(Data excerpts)
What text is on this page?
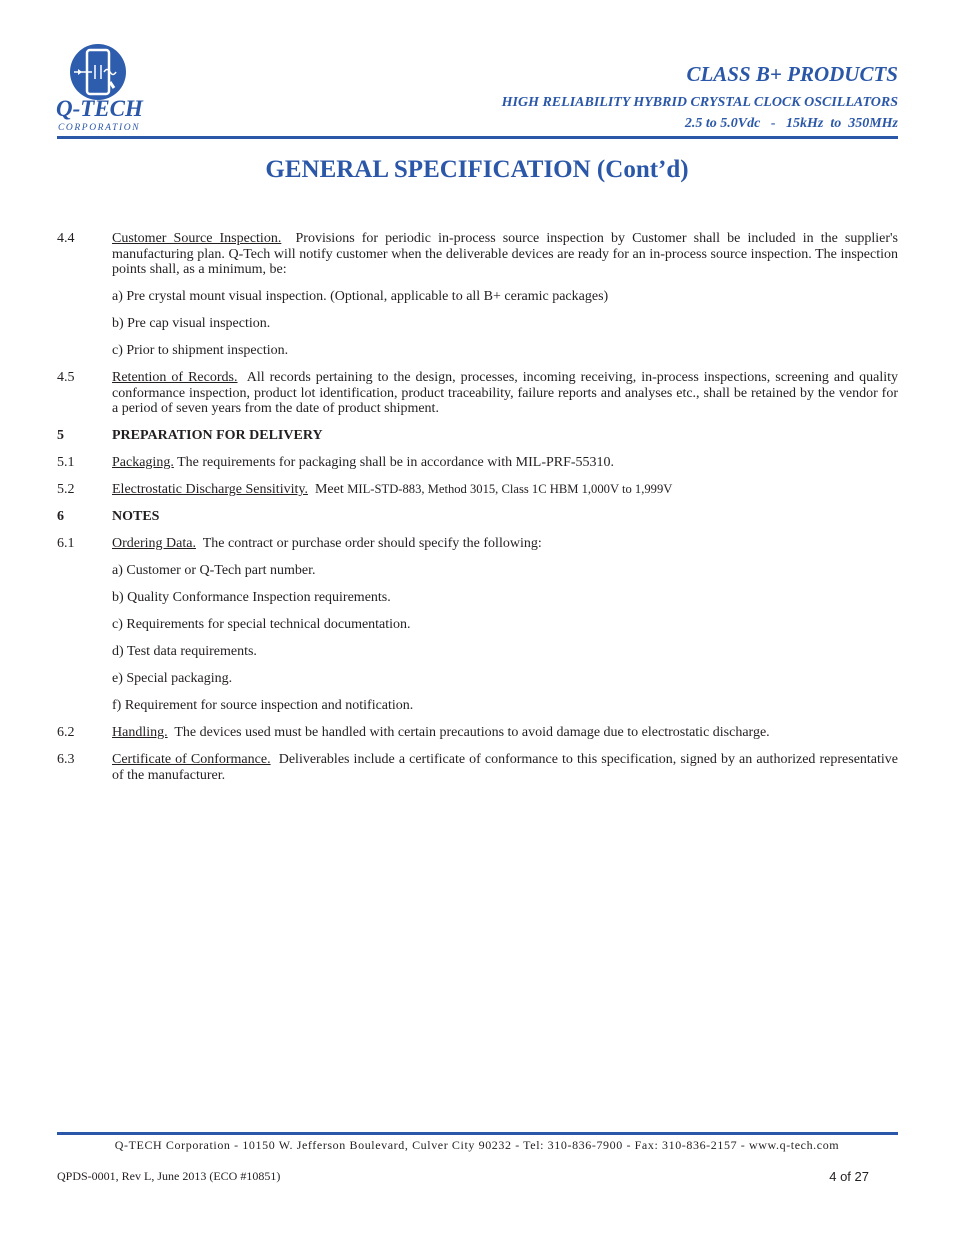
Q-TECH
CORPORATION
CLASS B+ PRODUCTS
HIGH RELIABILITY HYBRID CRYSTAL CLOCK OSCILLATORS
2.5 to 5.0Vdc   -   15kHz  to  350MHz
GENERAL SPECIFICATION (Cont’d)
4.4	Customer Source Inspection. Provisions for periodic in-process source inspection by Customer shall be included in the supplier's manufacturing plan. Q-Tech will notify customer when the deliverable devices are ready for an in-process source inspection. The inspection points shall, as a minimum, be:
a) Pre crystal mount visual inspection. (Optional, applicable to all B+ ceramic packages)
b) Pre cap visual inspection.
c) Prior to shipment inspection.
4.5	Retention of Records. All records pertaining to the design, processes, incoming receiving, in-process inspections, screening and quality conformance inspection, product lot identification, product traceability, failure reports and analyses etc., shall be retained by the vendor for a period of seven years from the date of product shipment.
5	PREPARATION FOR DELIVERY
5.1	Packaging. The requirements for packaging shall be in accordance with MIL-PRF-55310.
5.2	Electrostatic Discharge Sensitivity. Meet MIL-STD-883, Method 3015, Class 1C HBM 1,000V to 1,999V
6	NOTES
6.1	Ordering Data. The contract or purchase order should specify the following:
a) Customer or Q-Tech part number.
b) Quality Conformance Inspection requirements.
c) Requirements for special technical documentation.
d) Test data requirements.
e) Special packaging.
f) Requirement for source inspection and notification.
6.2	Handling. The devices used must be handled with certain precautions to avoid damage due to electrostatic discharge.
6.3	Certificate of Conformance. Deliverables include a certificate of conformance to this specification, signed by an authorized representative of the manufacturer.
Q-TECH Corporation - 10150 W. Jefferson Boulevard, Culver City 90232 - Tel: 310-836-7900 - Fax: 310-836-2157 - www.q-tech.com
QPDS-0001, Rev L, June 2013 (ECO #10851)	4 of 27
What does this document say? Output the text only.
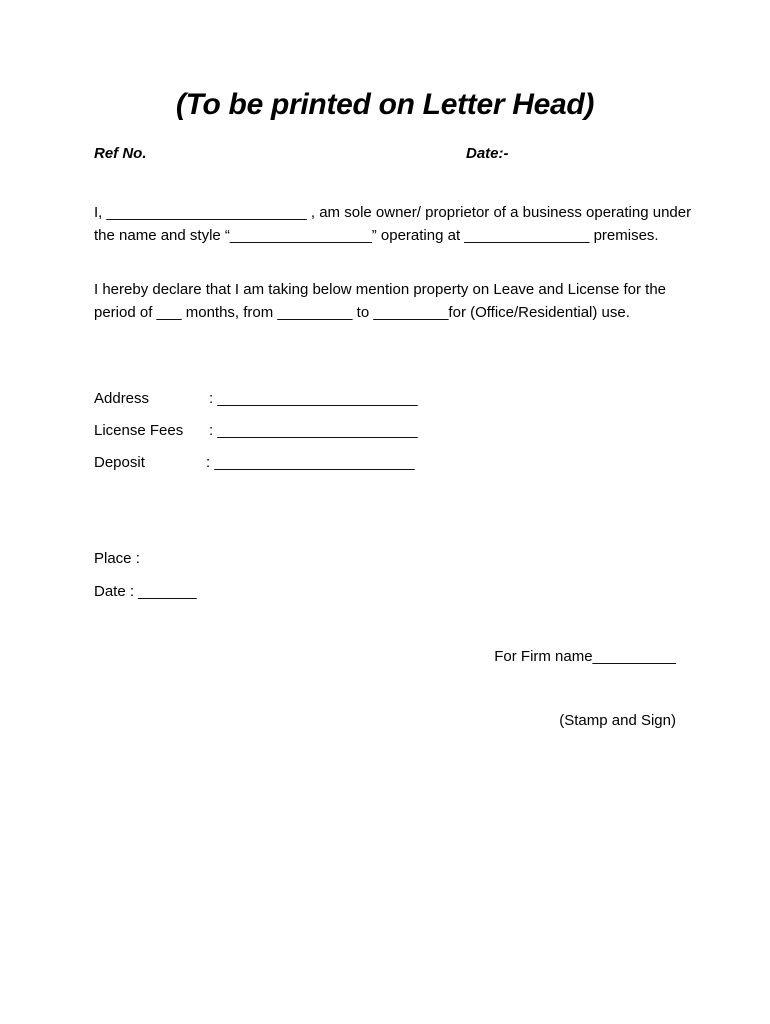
(To be printed on Letter Head)
Ref No.	Date:-
I, ________________________ , am sole owner/ proprietor of a business operating under the name and style “_________________” operating at _______________ premises.
I hereby declare that I am taking below mention property on Leave and License for the period of ___ months, from _________ to _________for (Office/Residential) use.
Address	: ________________________
License Fees : ________________________
Deposit	: ________________________
Place :
Date : _______
For Firm name__________
(Stamp and Sign)
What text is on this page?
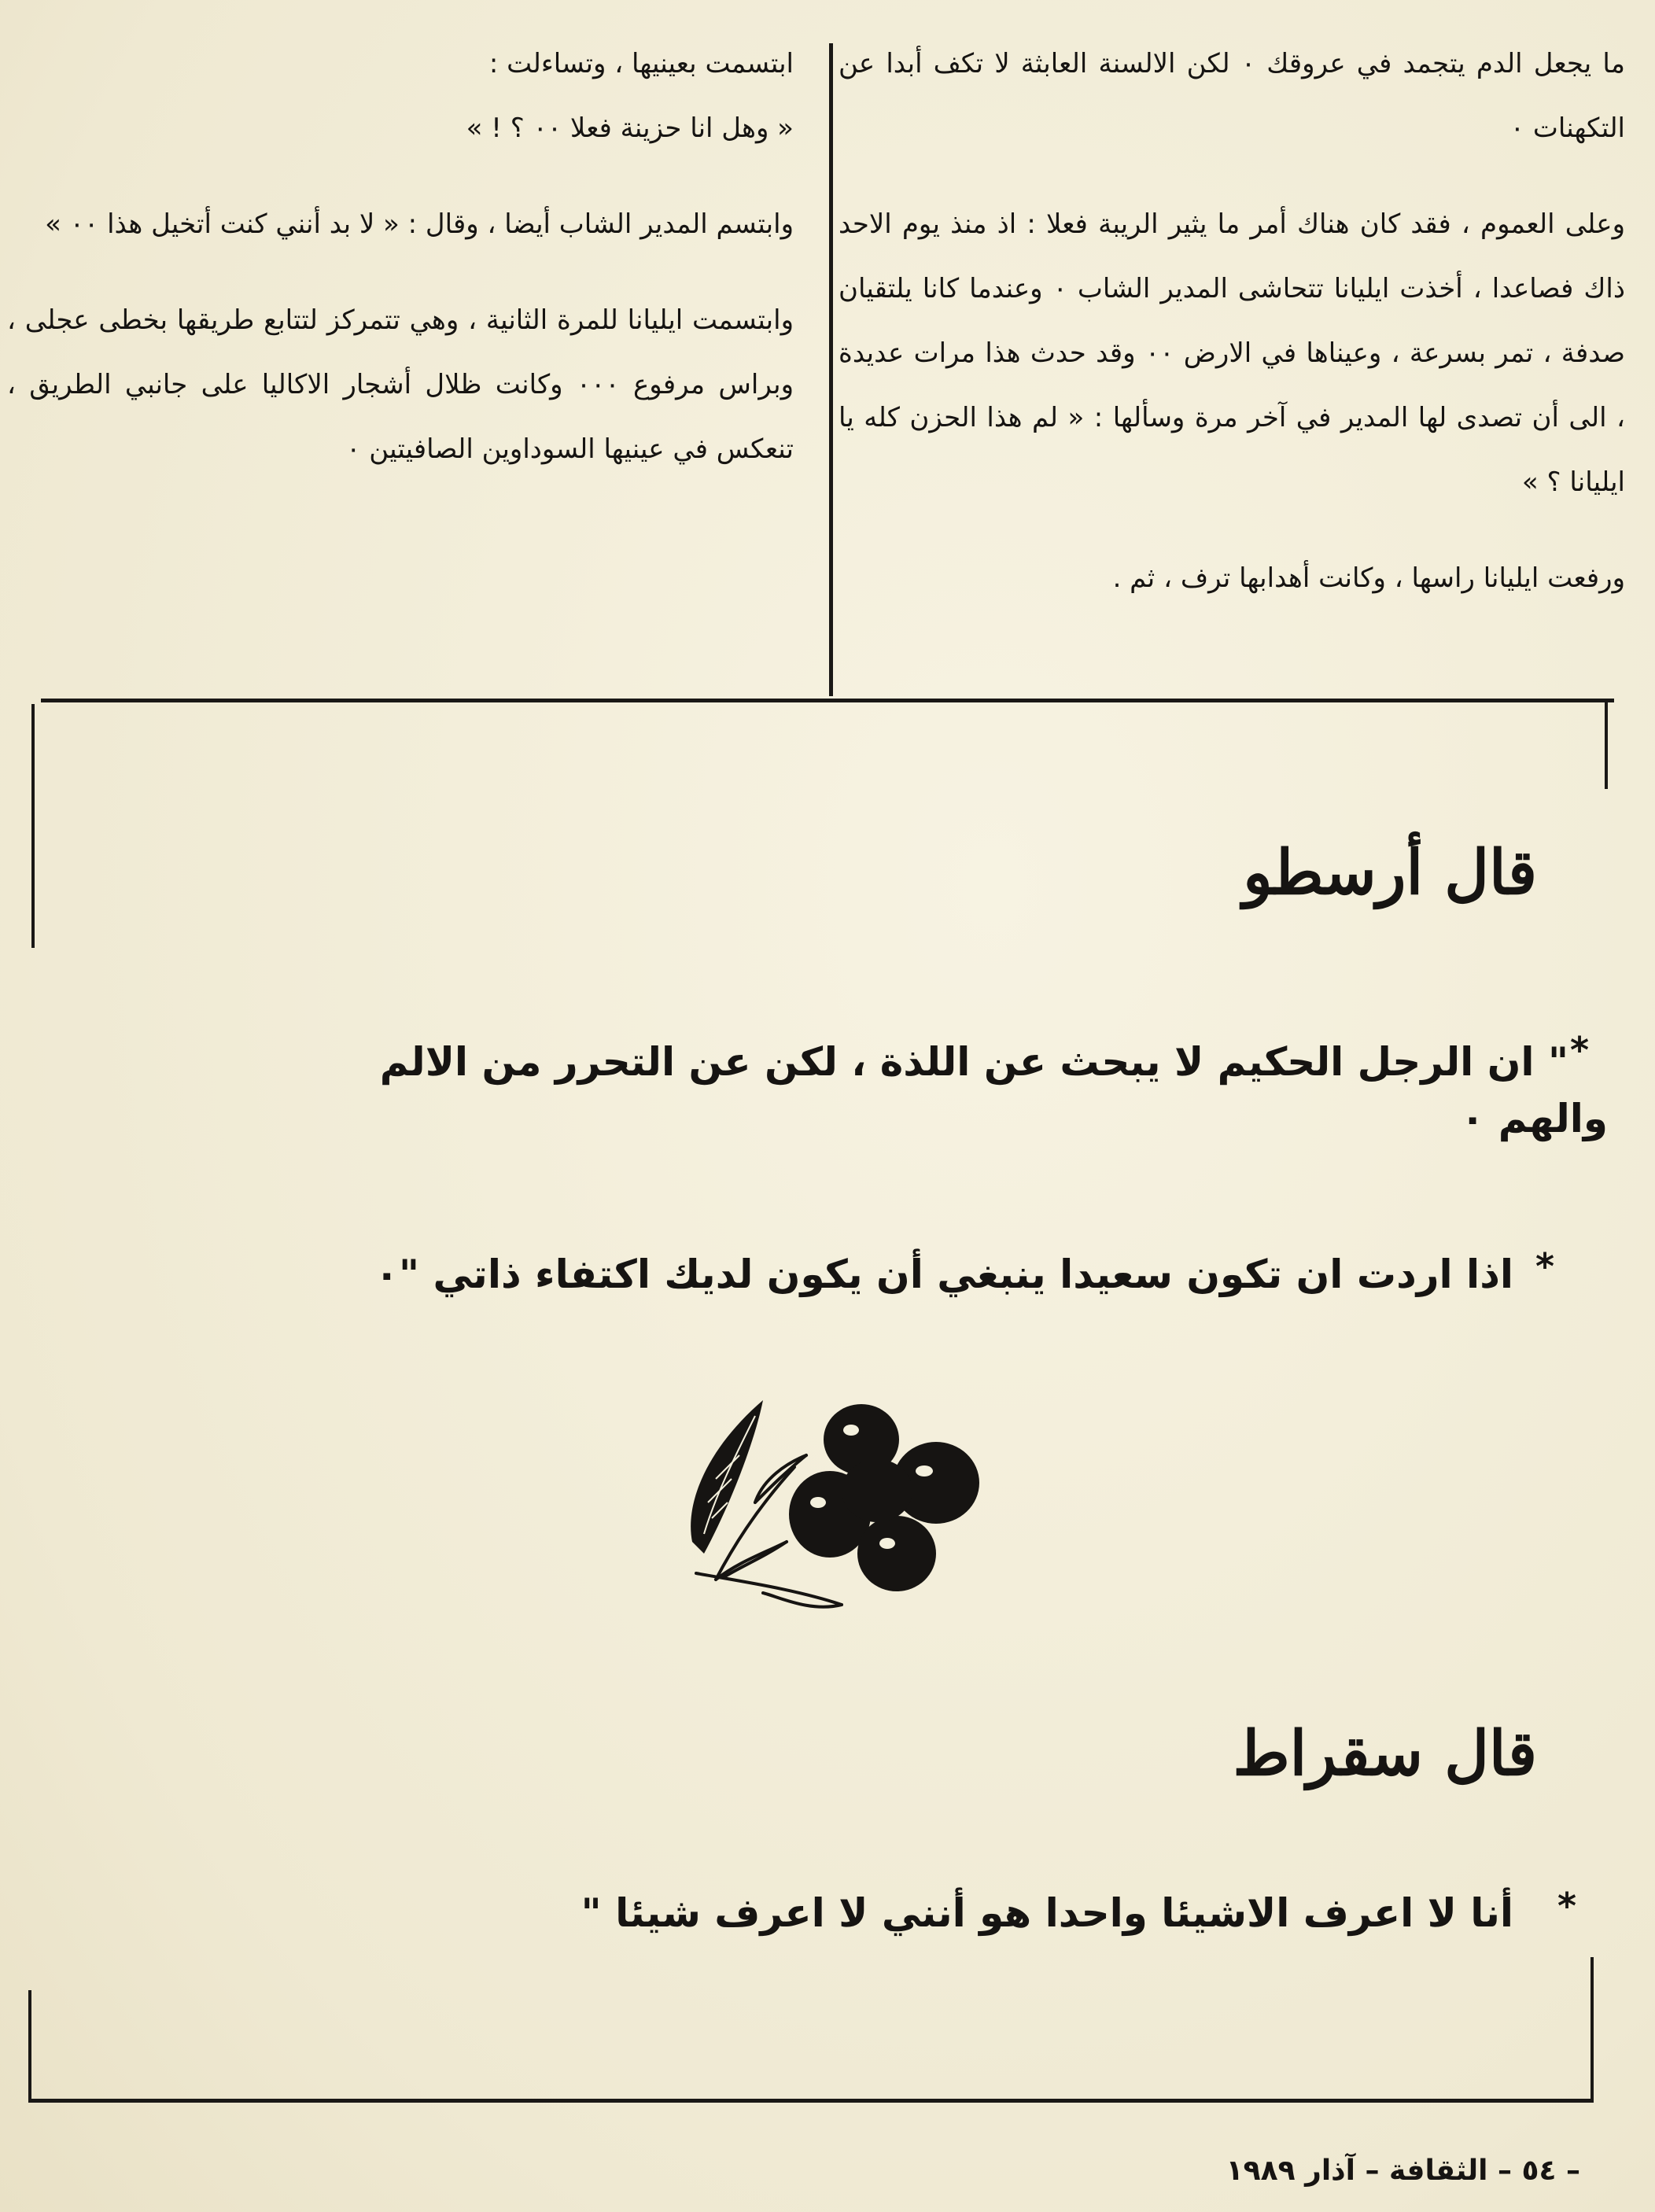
ما يجعل الدم يتجمد في عروقك ٠ لكن الالسنة العابثة لا تكف أبدا عن التكهنات ٠

وعلى العموم ، فقد كان هناك أمر ما يثير الريبة فعلا : اذ منذ يوم الاحد ذاك فصاعدا ، أخذت ايليانا تتحاشى المدير الشاب ٠ وعندما كانا يلتقيان صدفة ، تمر بسرعة ، وعيناها في الارض ٠٠ وقد حدث هذا مرات عديدة ، الى أن تصدى لها المدير في آخر مرة وسألها : « لم هذا الحزن كله يا ايليانا ؟ »

ورفعت ايليانا راسها ، وكانت أهدابها ترف ، ثم .

ابتسمت بعينيها ، وتساءلت :

« وهل انا حزينة فعلا ٠٠ ؟ ! »

وابتسم المدير الشاب أيضا ، وقال : « لا بد أنني كنت أتخيل هذا ٠٠ »

وابتسمت ايليانا للمرة الثانية ، وهي تتمركز لتتابع طريقها بخطى عجلى ، وبراس مرفوع ٠٠٠ وكانت ظلال أشجار الاكاليا على جانبي الطريق ، تنعكس في عينيها السوداوين الصافيتين ٠

قال أرسطو
*
" ان الرجل الحكيم لا يبحث عن اللذة ، لكن عن التحرر من الالم
والهم ٠
*
اذا اردت ان تكون سعيدا ينبغي أن يكون لديك اكتفاء ذاتي "٠
قال سقراط
*
أنا لا اعرف الاشيئا واحدا هو أنني لا اعرف شيئا "
– ٥٤ – الثقافة – آذار ١٩٨٩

▸ Job
Find each line with the string "Customer" and copy it out.

▸ Response to the task
4.4	Customer Source Inspection. Provisions for periodic in-process source inspection by Customer shall be included in the supplier's manufacturing plan. Q-Tech will notify customer when the deliverable devices are ready for an in-process source inspection. The inspection points shall, as a minimum, be:
a) Customer or Q-Tech part number.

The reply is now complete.